*Prompt*
Can you reproduce the data beneath, keeping every line exact?

┄┄┄┄┄┄┄┄┄┄

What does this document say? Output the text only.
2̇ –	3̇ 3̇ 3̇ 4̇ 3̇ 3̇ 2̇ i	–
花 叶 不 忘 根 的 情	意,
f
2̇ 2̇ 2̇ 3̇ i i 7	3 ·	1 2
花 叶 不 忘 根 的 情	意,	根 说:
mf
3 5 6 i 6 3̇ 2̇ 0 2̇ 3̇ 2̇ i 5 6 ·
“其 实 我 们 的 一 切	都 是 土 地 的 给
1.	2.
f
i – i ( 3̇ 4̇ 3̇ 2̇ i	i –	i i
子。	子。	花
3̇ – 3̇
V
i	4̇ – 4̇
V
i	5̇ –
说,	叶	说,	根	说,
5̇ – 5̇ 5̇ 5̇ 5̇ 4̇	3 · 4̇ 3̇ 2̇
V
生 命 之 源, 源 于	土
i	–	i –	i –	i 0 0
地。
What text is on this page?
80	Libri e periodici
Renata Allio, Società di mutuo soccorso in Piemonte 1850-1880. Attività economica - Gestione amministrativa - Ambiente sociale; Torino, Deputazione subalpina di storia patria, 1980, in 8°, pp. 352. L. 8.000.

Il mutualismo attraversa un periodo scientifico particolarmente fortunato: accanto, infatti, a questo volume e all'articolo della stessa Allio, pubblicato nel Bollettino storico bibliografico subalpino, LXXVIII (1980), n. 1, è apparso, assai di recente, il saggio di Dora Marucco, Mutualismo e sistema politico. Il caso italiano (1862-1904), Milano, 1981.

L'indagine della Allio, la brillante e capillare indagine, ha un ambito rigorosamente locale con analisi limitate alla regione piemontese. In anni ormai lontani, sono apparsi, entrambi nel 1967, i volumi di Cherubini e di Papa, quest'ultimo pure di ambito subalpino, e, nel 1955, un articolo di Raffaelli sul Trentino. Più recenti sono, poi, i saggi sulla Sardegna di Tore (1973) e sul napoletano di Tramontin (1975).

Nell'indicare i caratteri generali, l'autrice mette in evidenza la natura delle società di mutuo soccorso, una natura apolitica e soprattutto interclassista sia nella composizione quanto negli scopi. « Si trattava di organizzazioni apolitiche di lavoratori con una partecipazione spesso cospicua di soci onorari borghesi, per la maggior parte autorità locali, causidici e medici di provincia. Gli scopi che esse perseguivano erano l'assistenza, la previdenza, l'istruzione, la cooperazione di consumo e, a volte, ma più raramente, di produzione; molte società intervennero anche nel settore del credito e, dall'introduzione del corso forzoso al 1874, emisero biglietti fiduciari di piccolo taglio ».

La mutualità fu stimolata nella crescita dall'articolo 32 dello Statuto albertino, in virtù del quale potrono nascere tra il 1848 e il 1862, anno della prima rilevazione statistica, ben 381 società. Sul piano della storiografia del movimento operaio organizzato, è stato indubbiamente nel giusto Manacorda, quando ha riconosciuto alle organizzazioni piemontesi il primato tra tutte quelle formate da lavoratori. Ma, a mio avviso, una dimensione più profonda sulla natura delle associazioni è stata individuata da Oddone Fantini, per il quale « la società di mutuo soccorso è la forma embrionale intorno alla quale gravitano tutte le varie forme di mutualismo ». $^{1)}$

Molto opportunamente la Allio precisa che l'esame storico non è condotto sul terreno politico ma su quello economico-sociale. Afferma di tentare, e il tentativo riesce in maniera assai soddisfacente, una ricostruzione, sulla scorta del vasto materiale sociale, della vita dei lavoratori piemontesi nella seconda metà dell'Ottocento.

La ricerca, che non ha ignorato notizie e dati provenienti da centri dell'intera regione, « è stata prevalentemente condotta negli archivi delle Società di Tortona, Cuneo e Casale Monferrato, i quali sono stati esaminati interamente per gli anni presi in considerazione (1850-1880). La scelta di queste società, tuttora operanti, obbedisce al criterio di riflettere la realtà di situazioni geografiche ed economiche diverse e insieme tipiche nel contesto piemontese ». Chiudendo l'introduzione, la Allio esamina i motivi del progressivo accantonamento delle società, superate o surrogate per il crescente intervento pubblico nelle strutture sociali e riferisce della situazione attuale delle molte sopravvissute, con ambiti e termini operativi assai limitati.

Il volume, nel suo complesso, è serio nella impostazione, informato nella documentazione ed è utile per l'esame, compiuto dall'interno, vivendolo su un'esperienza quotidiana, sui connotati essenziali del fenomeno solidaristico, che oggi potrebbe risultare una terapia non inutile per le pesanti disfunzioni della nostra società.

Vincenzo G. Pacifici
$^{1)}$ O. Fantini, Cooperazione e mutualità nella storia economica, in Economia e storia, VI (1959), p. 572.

┄┄┄┄┄┄┄┄┄┄

*Written answer*
What does this document say? Output the text only.
2̇ –	3̇ 3̇ 3̇ 4̇ 3̇ 3̇ 2̇ i	–
花 叶 不 忘 根 的 情	意,
f
2̇ 2̇ 2̇ 3̇ i i 7	3 ·	1 2
花 叶 不 忘 根 的 情	意,	根 说:
mf
3 5 6 i 6 3̇ 2̇ 0 2̇ 3̇ 2̇ i 5 6 ·
“其 实 我 们 的 一 切	都 是 土 地 的 给
1.	2.
f
i – i ( 3̇ 4̇ 3̇ 2̇ i	i –	i i
子。	子。	花
3̇ – 3̇
V
i	4̇ – 4̇
V
i	5̇ –
说,	叶	说,	根	说,
5̇ – 5̇ 5̇ 5̇ 5̇ 4̇	3 · 4̇ 3̇ 2̇
V
生 命 之 源, 源 于	土
i	–	i –	i –	i 0 0
地。
What text is on this page?
80	Libri e periodici
Renata Allio, Società di mutuo soccorso in Piemonte 1850-1880. Attività economica - Gestione amministrativa - Ambiente sociale; Torino, Deputazione subalpina di storia patria, 1980, in 8°, pp. 352. L. 8.000.

Il mutualismo attraversa un periodo scientifico particolarmente fortunato: accanto, infatti, a questo volume e all'articolo della stessa Allio, pubblicato nel Bollettino storico bibliografico subalpino, LXXVIII (1980), n. 1, è apparso, assai di recente, il saggio di Dora Marucco, Mutualismo e sistema politico. Il caso italiano (1862-1904), Milano, 1981.

L'indagine della Allio, la brillante e capillare indagine, ha un ambito rigorosamente locale con analisi limitate alla regione piemontese. In anni ormai lontani, sono apparsi, entrambi nel 1967, i volumi di Cherubini e di Papa, quest'ultimo pure di ambito subalpino, e, nel 1955, un articolo di Raffaelli sul Trentino. Più recenti sono, poi, i saggi sulla Sardegna di Tore (1973) e sul napoletano di Tramontin (1975).

Nell'indicare i caratteri generali, l'autrice mette in evidenza la natura delle società di mutuo soccorso, una natura apolitica e soprattutto interclassista sia nella composizione quanto negli scopi. « Si trattava di organizzazioni apolitiche di lavoratori con una partecipazione spesso cospicua di soci onorari borghesi, per la maggior parte autorità locali, causidici e medici di provincia. Gli scopi che esse perseguivano erano l'assistenza, la previdenza, l'istruzione, la cooperazione di consumo e, a volte, ma più raramente, di produzione; molte società intervennero anche nel settore del credito e, dall'introduzione del corso forzoso al 1874, emisero biglietti fiduciari di piccolo taglio ».

La mutualità fu stimolata nella crescita dall'articolo 32 dello Statuto albertino, in virtù del quale potrono nascere tra il 1848 e il 1862, anno della prima rilevazione statistica, ben 381 società. Sul piano della storiografia del movimento operaio organizzato, è stato indubbiamente nel giusto Manacorda, quando ha riconosciuto alle organizzazioni piemontesi il primato tra tutte quelle formate da lavoratori. Ma, a mio avviso, una dimensione più profonda sulla natura delle associazioni è stata individuata da Oddone Fantini, per il quale « la società di mutuo soccorso è la forma embrionale intorno alla quale gravitano tutte le varie forme di mutualismo ». $^{1)}$

Molto opportunamente la Allio precisa che l'esame storico non è condotto sul terreno politico ma su quello economico-sociale. Afferma di tentare, e il tentativo riesce in maniera assai soddisfacente, una ricostruzione, sulla scorta del vasto materiale sociale, della vita dei lavoratori piemontesi nella seconda metà dell'Ottocento.

La ricerca, che non ha ignorato notizie e dati provenienti da centri dell'intera regione, « è stata prevalentemente condotta negli archivi delle Società di Tortona, Cuneo e Casale Monferrato, i quali sono stati esaminati interamente per gli anni presi in considerazione (1850-1880). La scelta di queste società, tuttora operanti, obbedisce al criterio di riflettere la realtà di situazioni geografiche ed economiche diverse e insieme tipiche nel contesto piemontese ». Chiudendo l'introduzione, la Allio esamina i motivi del progressivo accantonamento delle società, superate o surrogate per il crescente intervento pubblico nelle strutture sociali e riferisce della situazione attuale delle molte sopravvissute, con ambiti e termini operativi assai limitati.

Il volume, nel suo complesso, è serio nella impostazione, informato nella documentazione ed è utile per l'esame, compiuto dall'interno, vivendolo su un'esperienza quotidiana, sui connotati essenziali del fenomeno solidaristico, che oggi potrebbe risultare una terapia non inutile per le pesanti disfunzioni della nostra società.

Vincenzo G. Pacifici
$^{1)}$ O. Fantini, Cooperazione e mutualità nella storia economica, in Economia e storia, VI (1959), p. 572.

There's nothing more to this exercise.